● **EXERCISE OBJECTIVE**
Pull out every line with the word "bargaining".

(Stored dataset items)
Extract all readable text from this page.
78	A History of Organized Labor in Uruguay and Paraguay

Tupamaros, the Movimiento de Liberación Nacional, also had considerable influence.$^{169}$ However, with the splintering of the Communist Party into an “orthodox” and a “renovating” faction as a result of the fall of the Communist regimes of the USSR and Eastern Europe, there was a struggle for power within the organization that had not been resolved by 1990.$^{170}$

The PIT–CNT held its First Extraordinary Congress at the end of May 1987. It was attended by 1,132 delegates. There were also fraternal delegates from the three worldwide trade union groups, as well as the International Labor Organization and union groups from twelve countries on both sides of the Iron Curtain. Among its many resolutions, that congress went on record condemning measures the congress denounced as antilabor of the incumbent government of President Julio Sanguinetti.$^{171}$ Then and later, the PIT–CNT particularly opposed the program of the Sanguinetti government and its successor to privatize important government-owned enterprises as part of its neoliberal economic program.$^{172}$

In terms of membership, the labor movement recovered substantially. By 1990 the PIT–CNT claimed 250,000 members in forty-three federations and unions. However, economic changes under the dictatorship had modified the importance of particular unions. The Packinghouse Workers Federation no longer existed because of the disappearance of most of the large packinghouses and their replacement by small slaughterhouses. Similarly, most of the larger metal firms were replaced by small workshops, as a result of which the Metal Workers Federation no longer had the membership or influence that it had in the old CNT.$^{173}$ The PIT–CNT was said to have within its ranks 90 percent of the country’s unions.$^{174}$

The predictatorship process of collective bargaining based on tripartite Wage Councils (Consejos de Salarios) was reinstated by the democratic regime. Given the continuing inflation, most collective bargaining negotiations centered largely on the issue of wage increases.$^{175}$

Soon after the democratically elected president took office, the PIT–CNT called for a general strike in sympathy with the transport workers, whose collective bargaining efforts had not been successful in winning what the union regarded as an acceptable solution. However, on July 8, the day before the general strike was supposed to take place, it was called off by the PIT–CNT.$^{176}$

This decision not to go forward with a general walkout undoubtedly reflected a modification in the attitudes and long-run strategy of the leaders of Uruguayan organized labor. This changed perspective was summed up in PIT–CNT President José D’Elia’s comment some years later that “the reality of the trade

● **ANSWER TO THIS EXERCISE**
The predictatorship process of collective bargaining based on tripartite Wage Councils (Consejos de Salarios) was reinstated by the democratic regime. Given the continuing inflation, most collective bargaining negotiations centered largely on the issue of wage increases.$^{175}$
Soon after the democratically elected president took office, the PIT–CNT called for a general strike in sympathy with the transport workers, whose collective bargaining efforts had not been successful in winning what the union regarded as an acceptable solution. However, on July 8, the day before the general strike was supposed to take place, it was called off by the PIT–CNT.$^{176}$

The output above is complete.